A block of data
★ ★ ★
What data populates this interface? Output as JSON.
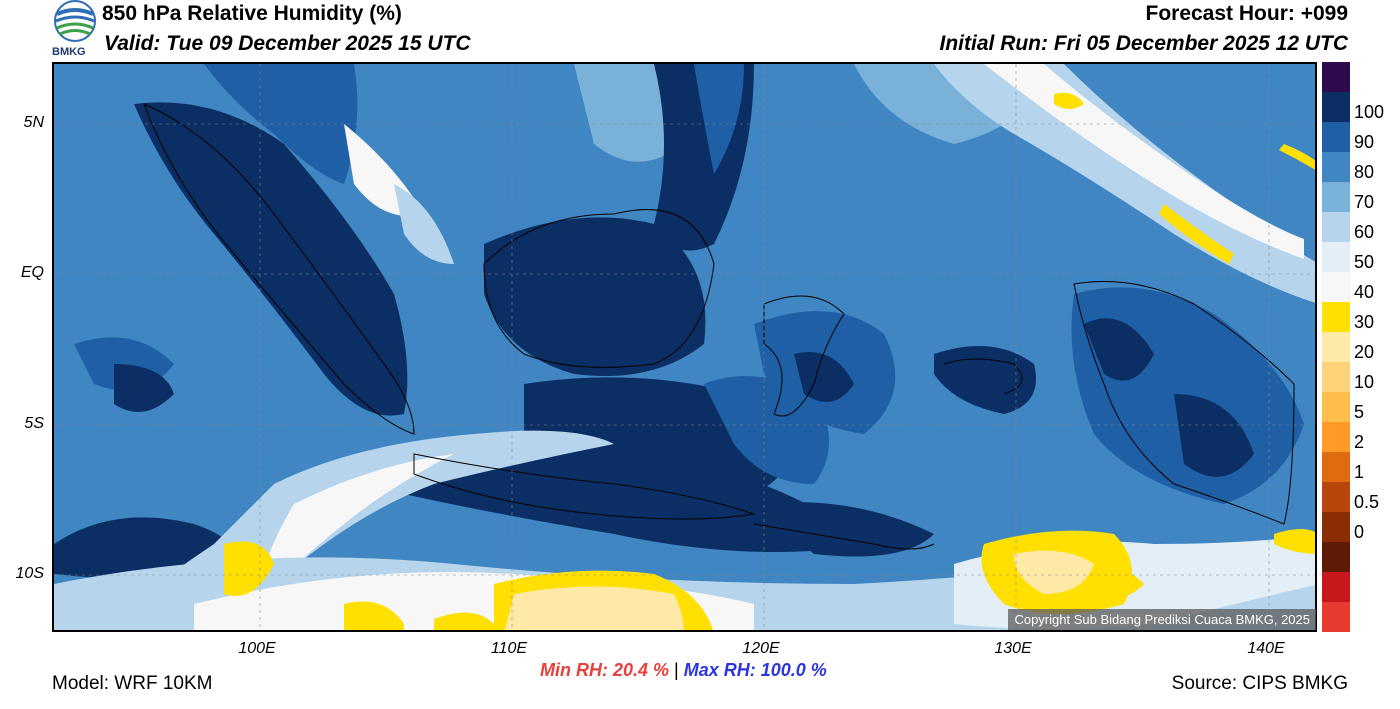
{
  "header": {
    "title": "850 hPa Relative Humidity (%)",
    "valid": "Valid: Tue 09 December 2025 15 UTC",
    "forecast_hour": "Forecast Hour: +099",
    "initial_run": "Initial Run: Fri 05 December 2025 12 UTC",
    "logo_text": "BMKG"
  },
  "map": {
    "lat_labels": [
      "5N",
      "EQ",
      "5S",
      "10S"
    ],
    "lon_labels": [
      "100E",
      "110E",
      "120E",
      "130E",
      "140E"
    ],
    "copyright": "Copyright Sub Bidang Prediksi Cuaca BMKG, 2025"
  },
  "colorbar": {
    "labels": [
      "100",
      "90",
      "80",
      "70",
      "60",
      "50",
      "40",
      "30",
      "20",
      "10",
      "5",
      "2",
      "1",
      "0.5",
      "0"
    ],
    "colors": [
      "#2e0b4f",
      "#0b2f64",
      "#1f5fa6",
      "#3f86c2",
      "#79b1d9",
      "#b6d5ec",
      "#e4eef6",
      "#f7f7f7",
      "#ffe000",
      "#ffe9a6",
      "#ffd37a",
      "#ffbd4a",
      "#ff9a26",
      "#e06a10",
      "#b8450a",
      "#8a2d05",
      "#5e1a03",
      "#c8161d",
      "#e83a2e"
    ]
  },
  "footer": {
    "model": "Model: WRF 10KM",
    "source": "Source: CIPS BMKG",
    "min_rh": "Min RH:  20.4 %",
    "separator": "|",
    "max_rh": "Max RH: 100.0 %"
  }
}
★ ★ ★
**TASK TO CARRY OUT:** Quote the data above in full and without alteration; skip the pictures.

**TASK RESULT:**
What data populates this interface? Output as JSON.
{
  "header": {
    "title": "850 hPa Relative Humidity (%)",
    "valid": "Valid: Tue 09 December 2025 15 UTC",
    "forecast_hour": "Forecast Hour: +099",
    "initial_run": "Initial Run: Fri 05 December 2025 12 UTC",
    "logo_text": "BMKG"
  },
  "map": {
    "lat_labels": [
      "5N",
      "EQ",
      "5S",
      "10S"
    ],
    "lon_labels": [
      "100E",
      "110E",
      "120E",
      "130E",
      "140E"
    ],
    "copyright": "Copyright Sub Bidang Prediksi Cuaca BMKG, 2025"
  },
  "colorbar": {
    "labels": [
      "100",
      "90",
      "80",
      "70",
      "60",
      "50",
      "40",
      "30",
      "20",
      "10",
      "5",
      "2",
      "1",
      "0.5",
      "0"
    ],
    "colors": [
      "#2e0b4f",
      "#0b2f64",
      "#1f5fa6",
      "#3f86c2",
      "#79b1d9",
      "#b6d5ec",
      "#e4eef6",
      "#f7f7f7",
      "#ffe000",
      "#ffe9a6",
      "#ffd37a",
      "#ffbd4a",
      "#ff9a26",
      "#e06a10",
      "#b8450a",
      "#8a2d05",
      "#5e1a03",
      "#c8161d",
      "#e83a2e"
    ]
  },
  "footer": {
    "model": "Model: WRF 10KM",
    "source": "Source: CIPS BMKG",
    "min_rh": "Min RH:  20.4 %",
    "separator": "|",
    "max_rh": "Max RH: 100.0 %"
  }
}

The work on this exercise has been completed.